Without the pictures, print each of the records below exactly as it appears.

■ RAW DATA ■
----
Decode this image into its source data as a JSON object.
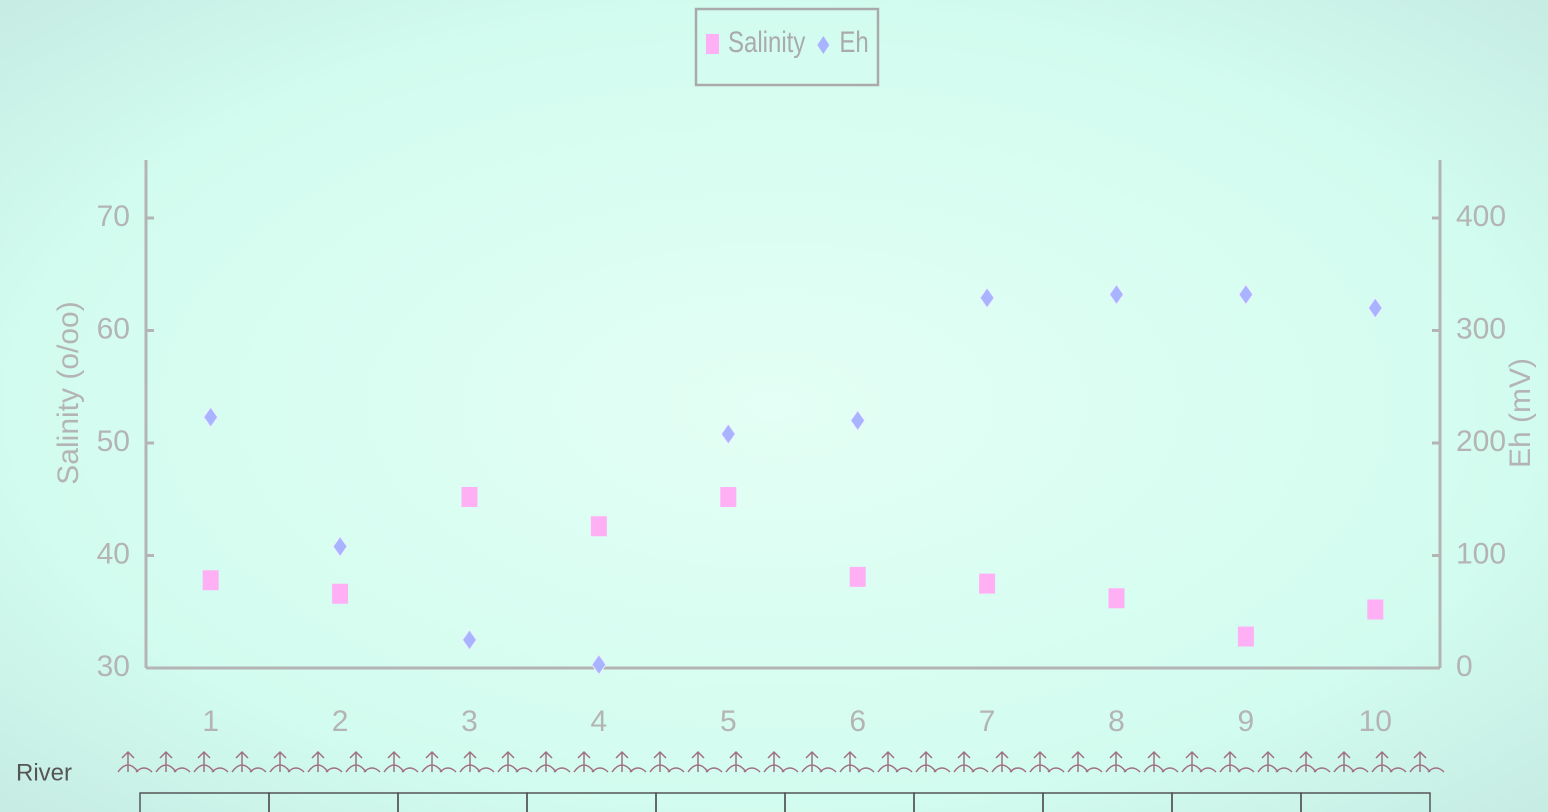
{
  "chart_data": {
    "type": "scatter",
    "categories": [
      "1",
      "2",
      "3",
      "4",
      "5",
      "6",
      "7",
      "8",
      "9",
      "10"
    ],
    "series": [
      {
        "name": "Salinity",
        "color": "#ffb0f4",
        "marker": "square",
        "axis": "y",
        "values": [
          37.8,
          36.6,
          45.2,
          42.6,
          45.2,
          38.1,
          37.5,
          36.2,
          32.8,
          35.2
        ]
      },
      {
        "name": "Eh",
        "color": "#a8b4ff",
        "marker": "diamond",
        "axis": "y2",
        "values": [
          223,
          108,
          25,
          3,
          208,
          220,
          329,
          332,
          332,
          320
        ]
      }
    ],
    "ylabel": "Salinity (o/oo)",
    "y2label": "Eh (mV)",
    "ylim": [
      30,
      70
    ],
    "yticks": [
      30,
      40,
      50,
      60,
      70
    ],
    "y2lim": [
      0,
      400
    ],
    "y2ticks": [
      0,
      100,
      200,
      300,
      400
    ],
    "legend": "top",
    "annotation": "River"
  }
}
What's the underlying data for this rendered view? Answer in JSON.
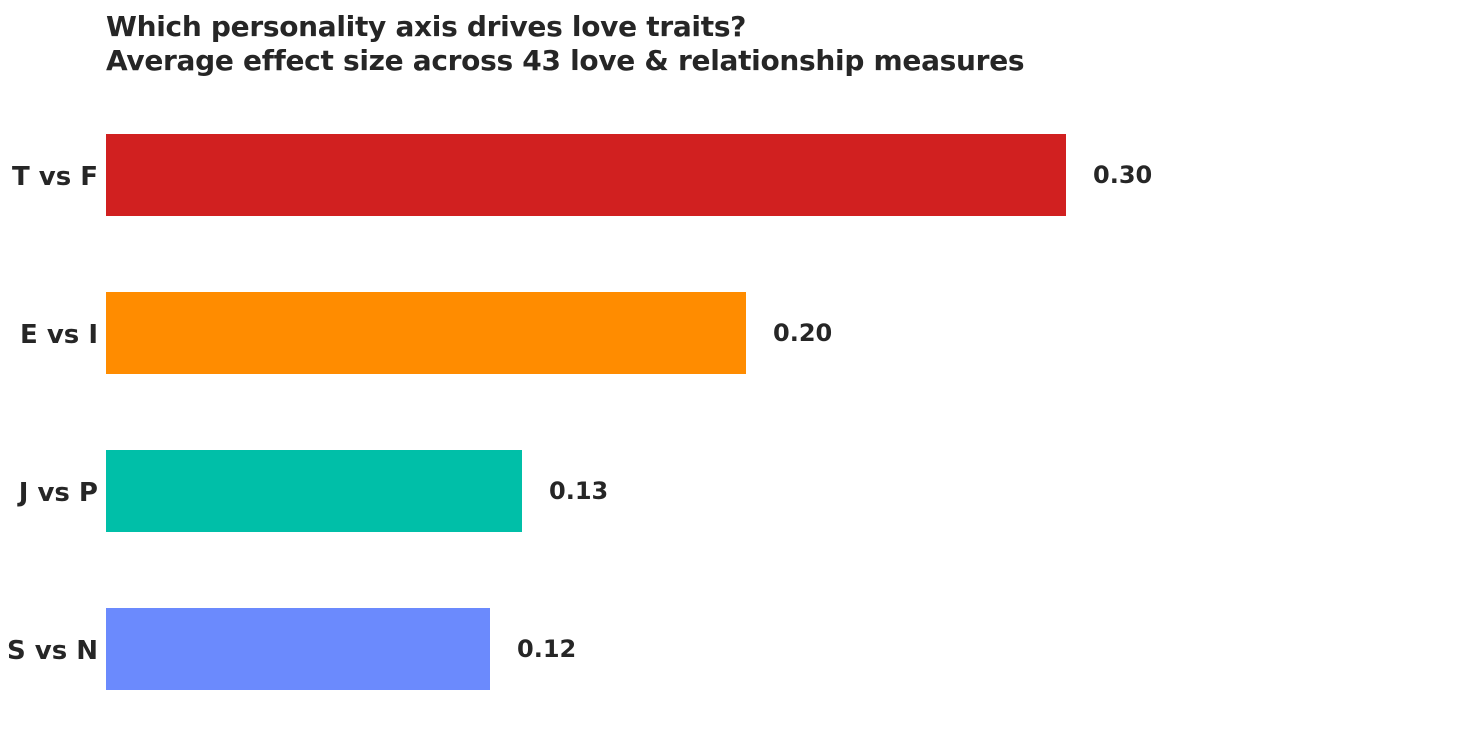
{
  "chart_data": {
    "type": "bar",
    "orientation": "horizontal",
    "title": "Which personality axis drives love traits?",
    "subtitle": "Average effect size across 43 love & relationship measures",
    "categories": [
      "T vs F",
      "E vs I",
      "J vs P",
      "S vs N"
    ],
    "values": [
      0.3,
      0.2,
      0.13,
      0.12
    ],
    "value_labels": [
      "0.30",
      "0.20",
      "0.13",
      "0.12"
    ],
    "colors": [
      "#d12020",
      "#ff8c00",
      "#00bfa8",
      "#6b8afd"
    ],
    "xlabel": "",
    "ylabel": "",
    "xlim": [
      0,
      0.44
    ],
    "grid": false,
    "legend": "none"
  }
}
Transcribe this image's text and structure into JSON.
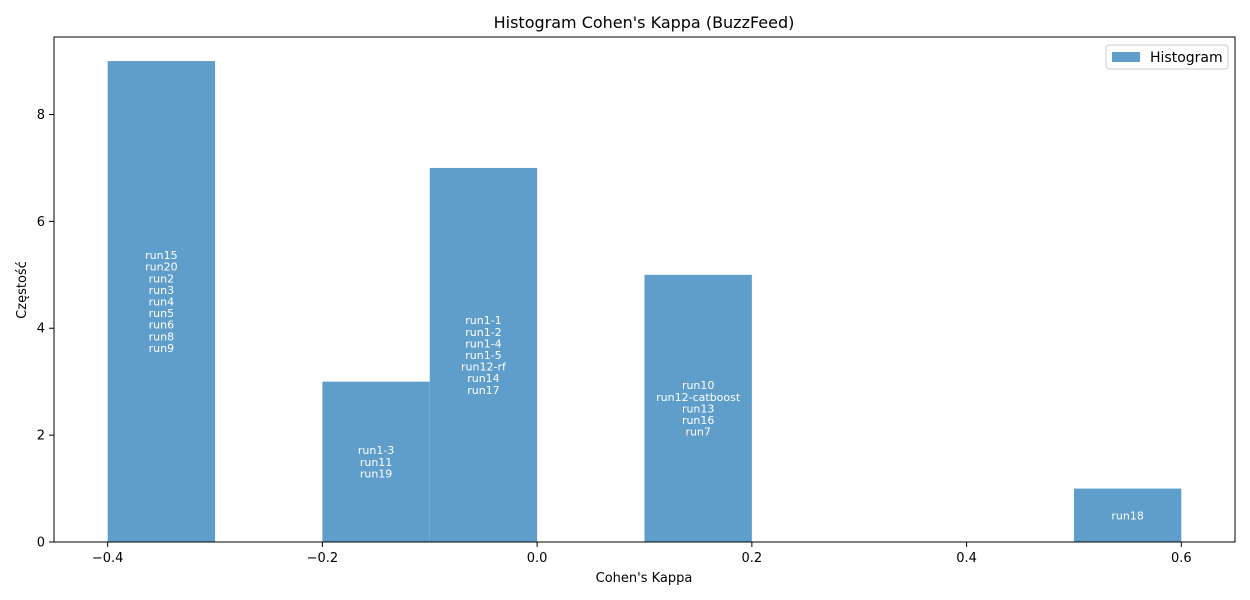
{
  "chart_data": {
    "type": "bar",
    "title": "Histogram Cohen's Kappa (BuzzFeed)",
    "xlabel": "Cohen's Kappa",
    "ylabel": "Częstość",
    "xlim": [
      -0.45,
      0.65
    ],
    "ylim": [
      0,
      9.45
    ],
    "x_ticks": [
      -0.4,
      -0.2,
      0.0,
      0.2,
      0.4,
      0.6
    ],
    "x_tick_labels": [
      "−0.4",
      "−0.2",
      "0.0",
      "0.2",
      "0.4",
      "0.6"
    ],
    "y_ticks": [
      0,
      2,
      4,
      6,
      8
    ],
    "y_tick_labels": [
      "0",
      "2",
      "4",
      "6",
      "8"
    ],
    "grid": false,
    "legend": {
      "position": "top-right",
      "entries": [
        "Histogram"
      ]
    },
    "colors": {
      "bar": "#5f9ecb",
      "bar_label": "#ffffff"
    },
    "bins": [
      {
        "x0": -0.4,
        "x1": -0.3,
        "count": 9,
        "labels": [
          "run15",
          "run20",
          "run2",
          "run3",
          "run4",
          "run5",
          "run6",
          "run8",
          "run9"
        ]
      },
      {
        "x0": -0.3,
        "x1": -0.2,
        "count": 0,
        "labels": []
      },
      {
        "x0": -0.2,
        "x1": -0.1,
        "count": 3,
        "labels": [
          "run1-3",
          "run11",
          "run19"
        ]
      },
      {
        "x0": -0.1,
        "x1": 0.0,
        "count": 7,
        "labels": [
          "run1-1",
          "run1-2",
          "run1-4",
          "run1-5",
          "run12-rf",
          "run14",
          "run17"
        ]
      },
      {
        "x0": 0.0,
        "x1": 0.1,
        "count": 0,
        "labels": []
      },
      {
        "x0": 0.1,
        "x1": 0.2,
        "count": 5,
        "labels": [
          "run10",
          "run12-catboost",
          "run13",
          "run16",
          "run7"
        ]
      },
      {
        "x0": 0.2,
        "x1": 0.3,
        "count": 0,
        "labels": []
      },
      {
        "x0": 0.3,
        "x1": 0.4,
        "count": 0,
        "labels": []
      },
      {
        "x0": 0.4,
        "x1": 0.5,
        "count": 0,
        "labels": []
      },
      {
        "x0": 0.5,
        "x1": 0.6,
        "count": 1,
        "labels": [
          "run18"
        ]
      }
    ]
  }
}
----
■ SOLUTION TO THE EXERCISE ■
Decode this image into its source data as a JSON object.
{
  "chart_data": {
    "type": "scatter",
    "categories": [
      "1",
      "2",
      "3",
      "4",
      "5",
      "6",
      "7",
      "8",
      "9",
      "10"
    ],
    "series": [
      {
        "name": "Salinity",
        "color": "#ffb0f4",
        "marker": "square",
        "axis": "y",
        "values": [
          37.8,
          36.6,
          45.2,
          42.6,
          45.2,
          38.1,
          37.5,
          36.2,
          32.8,
          35.2
        ]
      },
      {
        "name": "Eh",
        "color": "#a8b4ff",
        "marker": "diamond",
        "axis": "y2",
        "values": [
          223,
          108,
          25,
          3,
          208,
          220,
          329,
          332,
          332,
          320
        ]
      }
    ],
    "ylabel": "Salinity (o/oo)",
    "y2label": "Eh (mV)",
    "ylim": [
      30,
      70
    ],
    "yticks": [
      30,
      40,
      50,
      60,
      70
    ],
    "y2lim": [
      0,
      400
    ],
    "y2ticks": [
      0,
      100,
      200,
      300,
      400
    ],
    "legend": "top",
    "annotation": "River"
  }
}
What's the underlying data for this rendered view? Answer in JSON.
{
  "chart_data": {
    "type": "bar",
    "orientation": "horizontal",
    "title": "Which personality axis drives love traits?",
    "subtitle": "Average effect size across 43 love & relationship measures",
    "categories": [
      "T vs F",
      "E vs I",
      "J vs P",
      "S vs N"
    ],
    "values": [
      0.3,
      0.2,
      0.13,
      0.12
    ],
    "value_labels": [
      "0.30",
      "0.20",
      "0.13",
      "0.12"
    ],
    "colors": [
      "#d12020",
      "#ff8c00",
      "#00bfa8",
      "#6b8afd"
    ],
    "xlabel": "",
    "ylabel": "",
    "xlim": [
      0,
      0.44
    ],
    "grid": false,
    "legend": "none"
  }
}
Transcribe this image's text and structure into JSON.
{
  "chart_data": {
    "type": "bar",
    "title": "Histogram Cohen's Kappa (BuzzFeed)",
    "xlabel": "Cohen's Kappa",
    "ylabel": "Częstość",
    "xlim": [
      -0.45,
      0.65
    ],
    "ylim": [
      0,
      9.45
    ],
    "x_ticks": [
      -0.4,
      -0.2,
      0.0,
      0.2,
      0.4,
      0.6
    ],
    "x_tick_labels": [
      "−0.4",
      "−0.2",
      "0.0",
      "0.2",
      "0.4",
      "0.6"
    ],
    "y_ticks": [
      0,
      2,
      4,
      6,
      8
    ],
    "y_tick_labels": [
      "0",
      "2",
      "4",
      "6",
      "8"
    ],
    "grid": false,
    "legend": {
      "position": "top-right",
      "entries": [
        "Histogram"
      ]
    },
    "colors": {
      "bar": "#5f9ecb",
      "bar_label": "#ffffff"
    },
    "bins": [
      {
        "x0": -0.4,
        "x1": -0.3,
        "count": 9,
        "labels": [
          "run15",
          "run20",
          "run2",
          "run3",
          "run4",
          "run5",
          "run6",
          "run8",
          "run9"
        ]
      },
      {
        "x0": -0.3,
        "x1": -0.2,
        "count": 0,
        "labels": []
      },
      {
        "x0": -0.2,
        "x1": -0.1,
        "count": 3,
        "labels": [
          "run1-3",
          "run11",
          "run19"
        ]
      },
      {
        "x0": -0.1,
        "x1": 0.0,
        "count": 7,
        "labels": [
          "run1-1",
          "run1-2",
          "run1-4",
          "run1-5",
          "run12-rf",
          "run14",
          "run17"
        ]
      },
      {
        "x0": 0.0,
        "x1": 0.1,
        "count": 0,
        "labels": []
      },
      {
        "x0": 0.1,
        "x1": 0.2,
        "count": 5,
        "labels": [
          "run10",
          "run12-catboost",
          "run13",
          "run16",
          "run7"
        ]
      },
      {
        "x0": 0.2,
        "x1": 0.3,
        "count": 0,
        "labels": []
      },
      {
        "x0": 0.3,
        "x1": 0.4,
        "count": 0,
        "labels": []
      },
      {
        "x0": 0.4,
        "x1": 0.5,
        "count": 0,
        "labels": []
      },
      {
        "x0": 0.5,
        "x1": 0.6,
        "count": 1,
        "labels": [
          "run18"
        ]
      }
    ]
  }
}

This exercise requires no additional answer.